List each line of the data that holds the string "beef", please.
◇ ◇ ◇
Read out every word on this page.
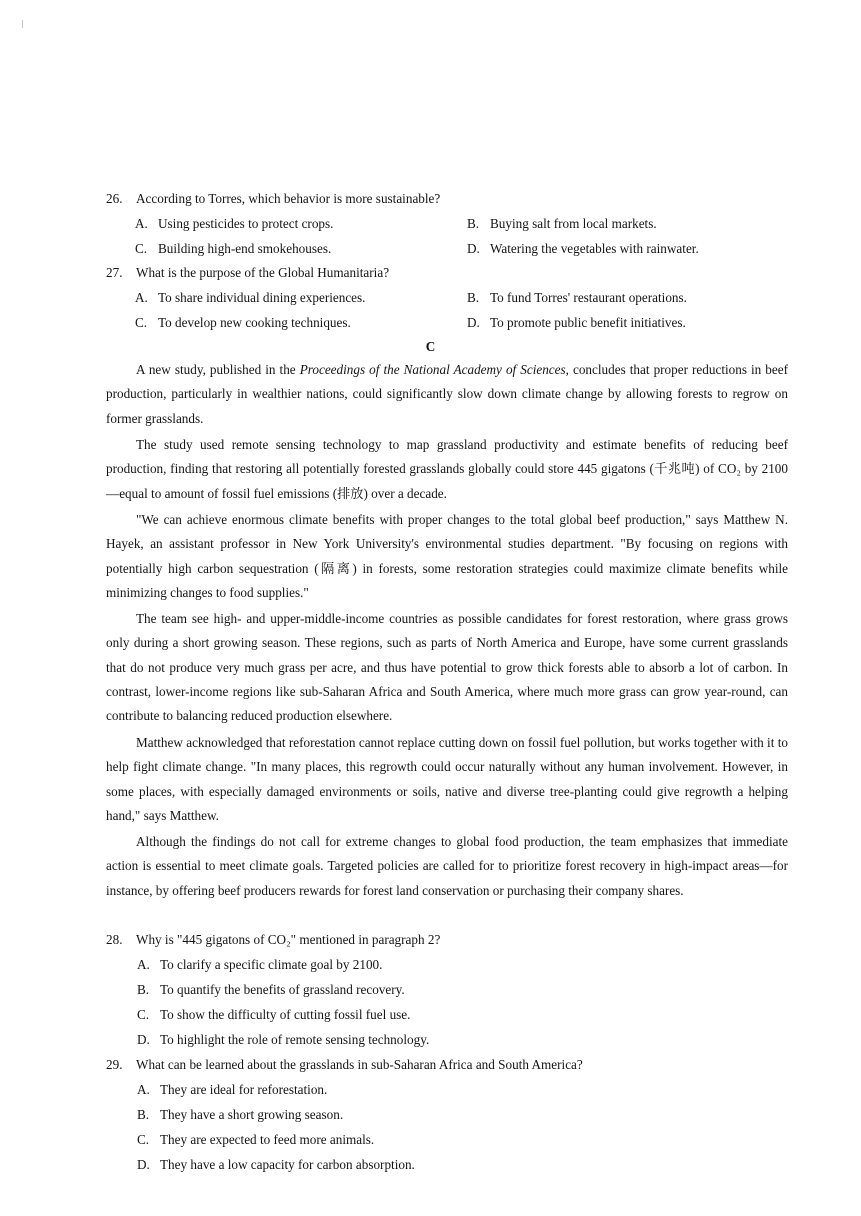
26. According to Torres, which behavior is more sustainable?
A. Using pesticides to protect crops.	B. Buying salt from local markets.
C. Building high-end smokehouses.	D. Watering the vegetables with rainwater.
27. What is the purpose of the Global Humanitaria?
A. To share individual dining experiences.	B. To fund Torres' restaurant operations.
C. To develop new cooking techniques.	D. To promote public benefit initiatives.
C
A new study, published in the Proceedings of the National Academy of Sciences, concludes that proper reductions in beef production, particularly in wealthier nations, could significantly slow down climate change by allowing forests to regrow on former grasslands.
The study used remote sensing technology to map grassland productivity and estimate benefits of reducing beef production, finding that restoring all potentially forested grasslands globally could store 445 gigatons (千兆吨) of CO₂ by 2100—equal to amount of fossil fuel emissions (排放) over a decade.
"We can achieve enormous climate benefits with proper changes to the total global beef production," says Matthew N. Hayek, an assistant professor in New York University's environmental studies department. "By focusing on regions with potentially high carbon sequestration (隔离) in forests, some restoration strategies could maximize climate benefits while minimizing changes to food supplies."
The team see high- and upper-middle-income countries as possible candidates for forest restoration, where grass grows only during a short growing season. These regions, such as parts of North America and Europe, have some current grasslands that do not produce very much grass per acre, and thus have potential to grow thick forests able to absorb a lot of carbon. In contrast, lower-income regions like sub-Saharan Africa and South America, where much more grass can grow year-round, can contribute to balancing reduced production elsewhere.
Matthew acknowledged that reforestation cannot replace cutting down on fossil fuel pollution, but works together with it to help fight climate change. "In many places, this regrowth could occur naturally without any human involvement. However, in some places, with especially damaged environments or soils, native and diverse tree-planting could give regrowth a helping hand," says Matthew.
Although the findings do not call for extreme changes to global food production, the team emphasizes that immediate action is essential to meet climate goals. Targeted policies are called for to prioritize forest recovery in high-impact areas—for instance, by offering beef producers rewards for forest land conservation or purchasing their company shares.
28. Why is "445 gigatons of CO₂" mentioned in paragraph 2?
A. To clarify a specific climate goal by 2100.
B. To quantify the benefits of grassland recovery.
C. To show the difficulty of cutting fossil fuel use.
D. To highlight the role of remote sensing technology.
29. What can be learned about the grasslands in sub-Saharan Africa and South America?
A. They are ideal for reforestation.
B. They have a short growing season.
C. They are expected to feed more animals.
D. They have a low capacity for carbon absorption.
◇ ◇ ◇
* Task solution
A new study, published in the Proceedings of the National Academy of Sciences, concludes that proper reductions in beef production, particularly in wealthier nations, could significantly slow down climate change by allowing forests to regrow on former grasslands.
The study used remote sensing technology to map grassland productivity and estimate benefits of reducing beef production, finding that restoring all potentially forested grasslands globally could store 445 gigatons (千兆吨) of CO₂ by 2100—equal to amount of fossil fuel emissions (排放) over a decade.
"We can achieve enormous climate benefits with proper changes to the total global beef production," says Matthew N. Hayek, an assistant professor in New York University's environmental studies department. "By focusing on regions with potentially high carbon sequestration (隔离) in forests, some restoration strategies could maximize climate benefits while minimizing changes to food supplies."
Although the findings do not call for extreme changes to global food production, the team emphasizes that immediate action is essential to meet climate goals. Targeted policies are called for to prioritize forest recovery in high-impact areas—for instance, by offering beef producers rewards for forest land conservation or purchasing their company shares.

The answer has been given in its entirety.